*Work to do*
Give back the whole listing exactly as shown.

*Provided information*
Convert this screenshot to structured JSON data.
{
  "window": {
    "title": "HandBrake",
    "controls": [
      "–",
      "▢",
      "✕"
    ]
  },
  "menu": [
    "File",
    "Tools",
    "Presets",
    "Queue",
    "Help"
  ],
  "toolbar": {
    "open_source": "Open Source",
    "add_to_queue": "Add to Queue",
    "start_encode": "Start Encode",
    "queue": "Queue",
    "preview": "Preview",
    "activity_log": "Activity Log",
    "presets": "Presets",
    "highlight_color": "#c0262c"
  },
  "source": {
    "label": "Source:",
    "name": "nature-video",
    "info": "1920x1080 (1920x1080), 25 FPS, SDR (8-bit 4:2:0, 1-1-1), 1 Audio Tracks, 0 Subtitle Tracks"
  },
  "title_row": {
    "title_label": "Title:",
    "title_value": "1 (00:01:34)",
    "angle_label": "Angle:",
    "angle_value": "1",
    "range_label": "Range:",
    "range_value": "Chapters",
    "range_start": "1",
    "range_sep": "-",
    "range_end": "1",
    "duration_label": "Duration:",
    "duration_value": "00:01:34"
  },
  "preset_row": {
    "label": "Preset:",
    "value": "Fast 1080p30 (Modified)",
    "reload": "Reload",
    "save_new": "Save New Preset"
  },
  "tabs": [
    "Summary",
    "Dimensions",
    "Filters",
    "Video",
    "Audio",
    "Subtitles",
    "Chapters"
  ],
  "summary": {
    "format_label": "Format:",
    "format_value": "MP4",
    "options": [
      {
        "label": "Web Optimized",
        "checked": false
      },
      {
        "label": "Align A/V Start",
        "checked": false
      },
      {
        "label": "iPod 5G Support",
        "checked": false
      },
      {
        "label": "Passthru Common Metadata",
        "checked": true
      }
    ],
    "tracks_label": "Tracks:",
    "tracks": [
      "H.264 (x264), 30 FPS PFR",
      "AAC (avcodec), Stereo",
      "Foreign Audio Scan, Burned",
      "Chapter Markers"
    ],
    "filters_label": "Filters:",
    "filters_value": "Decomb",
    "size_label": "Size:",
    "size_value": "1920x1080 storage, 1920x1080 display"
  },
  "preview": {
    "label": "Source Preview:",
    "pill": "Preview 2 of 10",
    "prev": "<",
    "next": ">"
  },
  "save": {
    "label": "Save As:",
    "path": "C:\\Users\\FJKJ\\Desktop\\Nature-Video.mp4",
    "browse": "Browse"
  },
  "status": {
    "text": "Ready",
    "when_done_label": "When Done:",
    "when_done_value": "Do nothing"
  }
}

*Solution to the exercise*
Convert this screenshot to structured JSON data.
{
  "window": {
    "title": "HandBrake",
    "controls": [
      "–",
      "▢",
      "✕"
    ]
  },
  "menu": [
    "File",
    "Tools",
    "Presets",
    "Queue",
    "Help"
  ],
  "toolbar": {
    "open_source": "Open Source",
    "add_to_queue": "Add to Queue",
    "start_encode": "Start Encode",
    "queue": "Queue",
    "preview": "Preview",
    "activity_log": "Activity Log",
    "presets": "Presets",
    "highlight_color": "#c0262c"
  },
  "source": {
    "label": "Source:",
    "name": "nature-video",
    "info": "1920x1080 (1920x1080), 25 FPS, SDR (8-bit 4:2:0, 1-1-1), 1 Audio Tracks, 0 Subtitle Tracks"
  },
  "title_row": {
    "title_label": "Title:",
    "title_value": "1 (00:01:34)",
    "angle_label": "Angle:",
    "angle_value": "1",
    "range_label": "Range:",
    "range_value": "Chapters",
    "range_start": "1",
    "range_sep": "-",
    "range_end": "1",
    "duration_label": "Duration:",
    "duration_value": "00:01:34"
  },
  "preset_row": {
    "label": "Preset:",
    "value": "Fast 1080p30 (Modified)",
    "reload": "Reload",
    "save_new": "Save New Preset"
  },
  "tabs": [
    "Summary",
    "Dimensions",
    "Filters",
    "Video",
    "Audio",
    "Subtitles",
    "Chapters"
  ],
  "summary": {
    "format_label": "Format:",
    "format_value": "MP4",
    "options": [
      {
        "label": "Web Optimized",
        "checked": false
      },
      {
        "label": "Align A/V Start",
        "checked": false
      },
      {
        "label": "iPod 5G Support",
        "checked": false
      },
      {
        "label": "Passthru Common Metadata",
        "checked": true
      }
    ],
    "tracks_label": "Tracks:",
    "tracks": [
      "H.264 (x264), 30 FPS PFR",
      "AAC (avcodec), Stereo",
      "Foreign Audio Scan, Burned",
      "Chapter Markers"
    ],
    "filters_label": "Filters:",
    "filters_value": "Decomb",
    "size_label": "Size:",
    "size_value": "1920x1080 storage, 1920x1080 display"
  },
  "preview": {
    "label": "Source Preview:",
    "pill": "Preview 2 of 10",
    "prev": "<",
    "next": ">"
  },
  "save": {
    "label": "Save As:",
    "path": "C:\\Users\\FJKJ\\Desktop\\Nature-Video.mp4",
    "browse": "Browse"
  },
  "status": {
    "text": "Ready",
    "when_done_label": "When Done:",
    "when_done_value": "Do nothing"
  }
}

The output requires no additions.